Dataset rows about figures:
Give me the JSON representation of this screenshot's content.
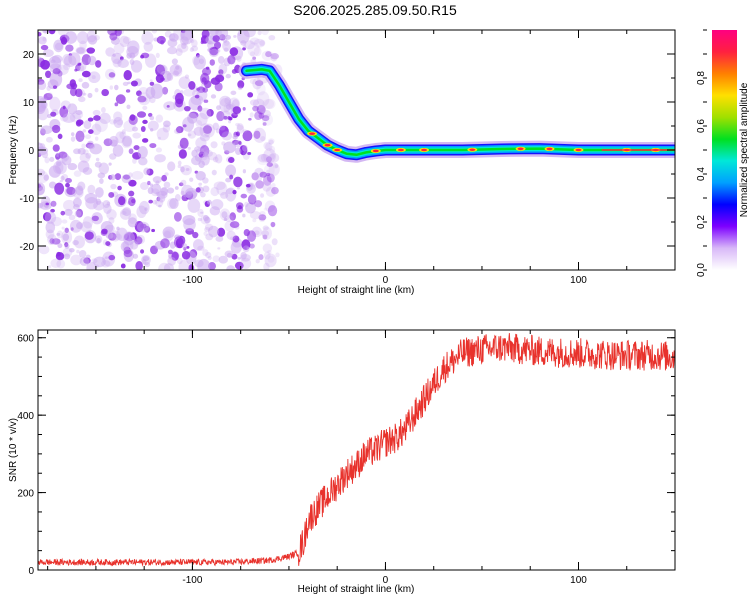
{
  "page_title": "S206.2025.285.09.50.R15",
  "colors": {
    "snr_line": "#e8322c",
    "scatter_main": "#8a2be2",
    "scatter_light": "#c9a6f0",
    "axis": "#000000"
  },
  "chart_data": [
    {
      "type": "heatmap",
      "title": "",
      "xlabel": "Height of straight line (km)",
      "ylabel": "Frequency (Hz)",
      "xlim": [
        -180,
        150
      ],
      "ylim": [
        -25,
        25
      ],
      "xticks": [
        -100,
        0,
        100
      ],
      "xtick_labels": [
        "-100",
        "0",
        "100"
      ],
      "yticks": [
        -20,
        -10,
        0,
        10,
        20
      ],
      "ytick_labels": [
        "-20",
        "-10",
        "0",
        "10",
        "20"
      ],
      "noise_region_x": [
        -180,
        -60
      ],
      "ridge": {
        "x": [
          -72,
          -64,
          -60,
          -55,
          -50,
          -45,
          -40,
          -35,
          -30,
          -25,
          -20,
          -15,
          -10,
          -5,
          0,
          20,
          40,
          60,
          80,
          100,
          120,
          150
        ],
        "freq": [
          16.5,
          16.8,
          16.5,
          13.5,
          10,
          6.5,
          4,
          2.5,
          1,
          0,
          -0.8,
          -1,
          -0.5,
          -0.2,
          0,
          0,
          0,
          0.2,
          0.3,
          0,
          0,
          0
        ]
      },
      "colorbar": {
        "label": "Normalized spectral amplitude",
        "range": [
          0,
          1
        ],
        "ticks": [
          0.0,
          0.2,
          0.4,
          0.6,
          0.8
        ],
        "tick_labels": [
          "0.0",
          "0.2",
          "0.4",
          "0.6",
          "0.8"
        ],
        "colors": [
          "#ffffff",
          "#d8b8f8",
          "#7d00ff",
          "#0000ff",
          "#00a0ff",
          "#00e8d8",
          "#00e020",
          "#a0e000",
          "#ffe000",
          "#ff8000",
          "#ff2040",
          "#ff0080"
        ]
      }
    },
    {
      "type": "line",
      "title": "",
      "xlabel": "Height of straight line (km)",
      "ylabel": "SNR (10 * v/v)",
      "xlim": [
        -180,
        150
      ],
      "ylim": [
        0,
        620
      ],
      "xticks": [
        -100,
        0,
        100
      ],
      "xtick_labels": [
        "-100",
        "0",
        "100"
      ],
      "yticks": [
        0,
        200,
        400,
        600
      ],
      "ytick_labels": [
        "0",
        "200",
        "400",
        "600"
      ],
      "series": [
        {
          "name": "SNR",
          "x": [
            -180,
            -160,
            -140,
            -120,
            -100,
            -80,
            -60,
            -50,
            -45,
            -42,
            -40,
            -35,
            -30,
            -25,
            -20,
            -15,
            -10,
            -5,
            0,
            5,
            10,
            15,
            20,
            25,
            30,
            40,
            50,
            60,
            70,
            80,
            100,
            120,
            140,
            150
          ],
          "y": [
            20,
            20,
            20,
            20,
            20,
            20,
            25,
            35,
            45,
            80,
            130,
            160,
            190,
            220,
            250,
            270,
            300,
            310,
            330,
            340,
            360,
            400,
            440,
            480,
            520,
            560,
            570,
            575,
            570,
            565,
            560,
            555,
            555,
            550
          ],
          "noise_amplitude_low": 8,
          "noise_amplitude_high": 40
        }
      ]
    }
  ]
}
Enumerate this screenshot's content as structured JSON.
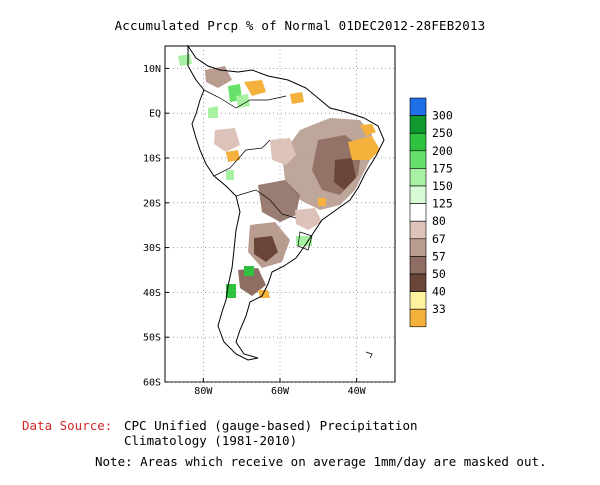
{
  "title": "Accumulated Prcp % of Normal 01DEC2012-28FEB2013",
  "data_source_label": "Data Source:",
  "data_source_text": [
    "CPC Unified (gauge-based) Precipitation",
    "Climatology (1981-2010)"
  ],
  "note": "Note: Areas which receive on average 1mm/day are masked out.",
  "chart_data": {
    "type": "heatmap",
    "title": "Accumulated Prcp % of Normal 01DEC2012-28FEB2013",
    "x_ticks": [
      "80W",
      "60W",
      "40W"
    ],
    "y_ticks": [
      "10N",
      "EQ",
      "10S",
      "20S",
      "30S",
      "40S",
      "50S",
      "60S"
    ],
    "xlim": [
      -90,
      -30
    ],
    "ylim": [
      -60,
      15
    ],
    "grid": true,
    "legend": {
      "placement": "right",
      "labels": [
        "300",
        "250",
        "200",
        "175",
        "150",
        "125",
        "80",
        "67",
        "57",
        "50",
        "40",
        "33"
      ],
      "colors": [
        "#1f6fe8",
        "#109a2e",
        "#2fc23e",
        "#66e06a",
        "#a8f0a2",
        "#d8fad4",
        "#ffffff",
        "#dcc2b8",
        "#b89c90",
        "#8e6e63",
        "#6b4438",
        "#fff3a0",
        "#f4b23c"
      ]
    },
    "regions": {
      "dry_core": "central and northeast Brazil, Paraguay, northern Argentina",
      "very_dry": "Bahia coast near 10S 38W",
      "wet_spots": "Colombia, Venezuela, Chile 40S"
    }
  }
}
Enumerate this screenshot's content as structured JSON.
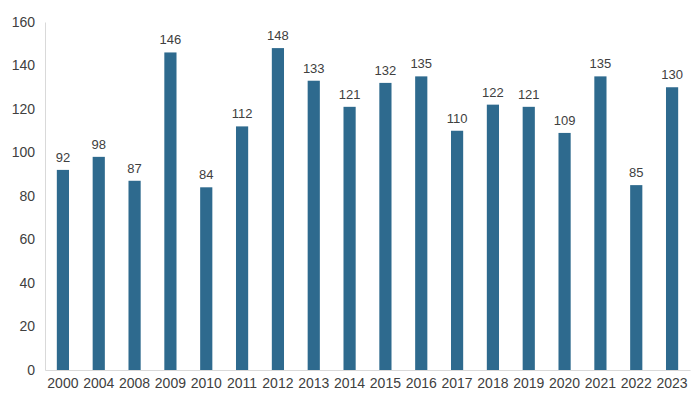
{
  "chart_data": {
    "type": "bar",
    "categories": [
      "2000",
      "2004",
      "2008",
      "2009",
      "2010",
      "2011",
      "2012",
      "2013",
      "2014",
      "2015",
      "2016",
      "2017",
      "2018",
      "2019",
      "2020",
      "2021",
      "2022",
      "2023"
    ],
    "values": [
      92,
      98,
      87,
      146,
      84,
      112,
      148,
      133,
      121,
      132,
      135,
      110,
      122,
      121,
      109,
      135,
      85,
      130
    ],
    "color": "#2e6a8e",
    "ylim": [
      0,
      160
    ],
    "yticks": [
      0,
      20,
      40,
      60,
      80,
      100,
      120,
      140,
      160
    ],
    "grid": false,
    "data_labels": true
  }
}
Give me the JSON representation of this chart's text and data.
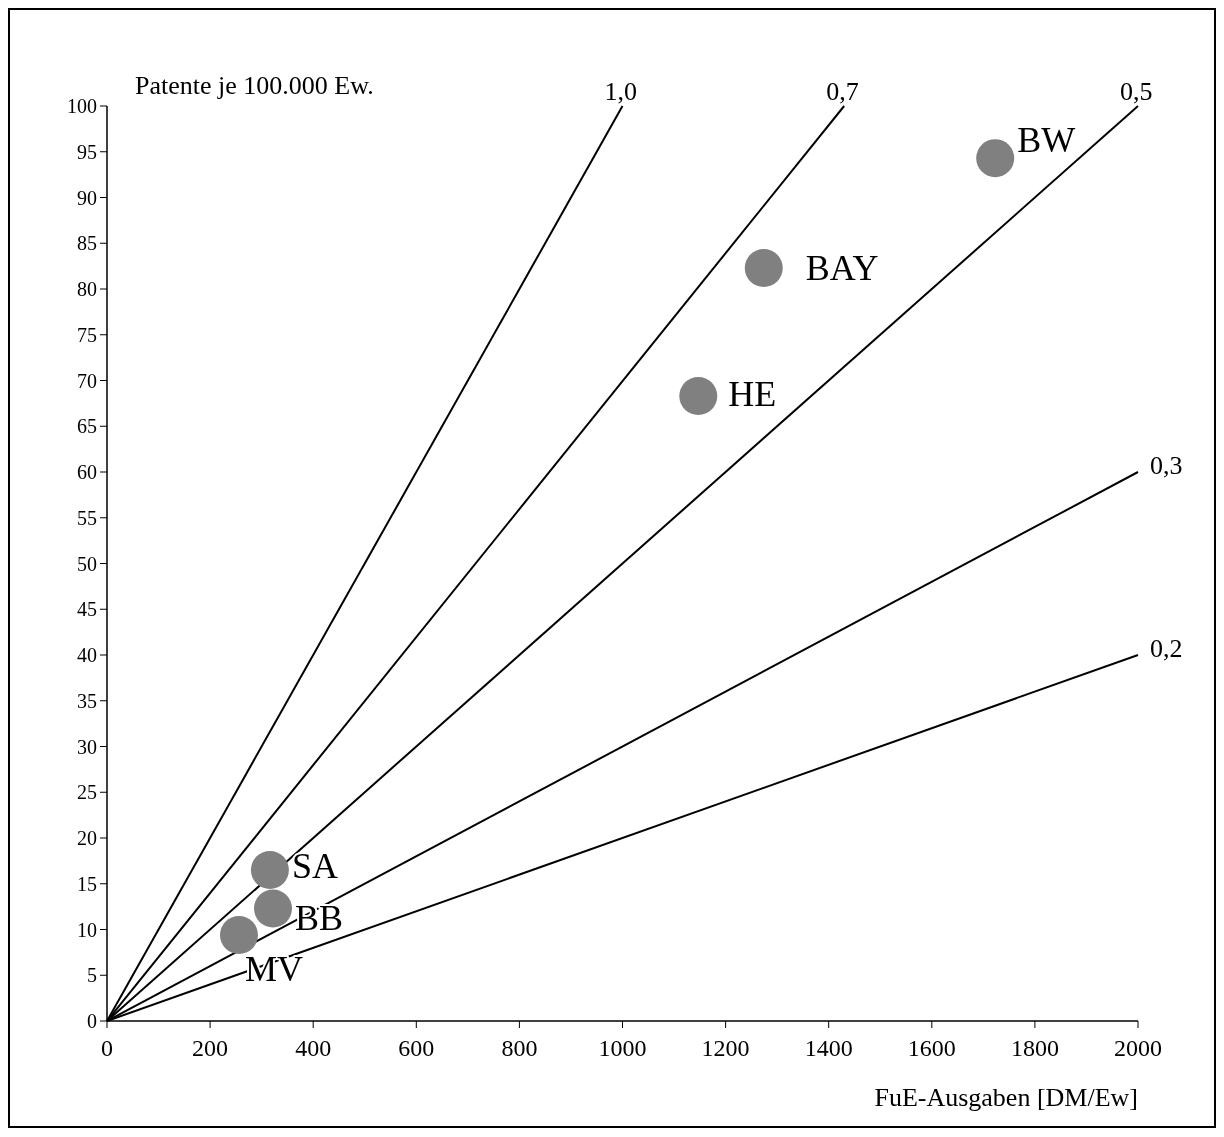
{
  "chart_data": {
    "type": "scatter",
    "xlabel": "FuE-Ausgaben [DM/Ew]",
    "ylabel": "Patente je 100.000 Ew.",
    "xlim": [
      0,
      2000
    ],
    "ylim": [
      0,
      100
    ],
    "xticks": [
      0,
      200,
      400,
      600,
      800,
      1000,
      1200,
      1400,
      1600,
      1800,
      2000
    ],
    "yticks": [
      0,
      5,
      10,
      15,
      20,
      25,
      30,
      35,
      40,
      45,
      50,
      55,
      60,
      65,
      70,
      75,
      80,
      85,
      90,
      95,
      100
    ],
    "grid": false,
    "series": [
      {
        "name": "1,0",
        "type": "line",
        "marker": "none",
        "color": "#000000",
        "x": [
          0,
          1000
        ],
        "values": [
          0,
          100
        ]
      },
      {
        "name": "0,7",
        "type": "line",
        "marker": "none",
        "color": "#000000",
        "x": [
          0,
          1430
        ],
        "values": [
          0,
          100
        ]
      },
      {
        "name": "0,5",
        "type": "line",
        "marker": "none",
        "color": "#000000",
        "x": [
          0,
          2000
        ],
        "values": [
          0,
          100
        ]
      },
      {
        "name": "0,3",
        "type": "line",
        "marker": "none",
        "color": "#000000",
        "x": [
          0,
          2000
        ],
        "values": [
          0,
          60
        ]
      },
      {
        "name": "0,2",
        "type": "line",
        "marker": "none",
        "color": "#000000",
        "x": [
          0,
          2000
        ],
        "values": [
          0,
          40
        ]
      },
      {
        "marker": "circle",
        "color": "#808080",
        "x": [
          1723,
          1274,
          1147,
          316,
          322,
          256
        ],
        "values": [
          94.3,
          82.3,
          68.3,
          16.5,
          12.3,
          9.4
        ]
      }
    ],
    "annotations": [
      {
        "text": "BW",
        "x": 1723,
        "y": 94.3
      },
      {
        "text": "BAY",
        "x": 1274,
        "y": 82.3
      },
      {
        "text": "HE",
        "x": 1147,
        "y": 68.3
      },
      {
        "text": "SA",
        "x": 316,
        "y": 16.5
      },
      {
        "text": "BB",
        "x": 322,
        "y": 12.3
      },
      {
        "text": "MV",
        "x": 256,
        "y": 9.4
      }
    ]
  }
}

TASK BRIEF: Note every line above where the string "name" shows up, and copy those lines.

WRITTEN RESPONSE:
          "name": "SNR",
        "name": "1,0",
        "name": "0,7",
        "name": "0,5",
        "name": "0,3",
        "name": "0,2",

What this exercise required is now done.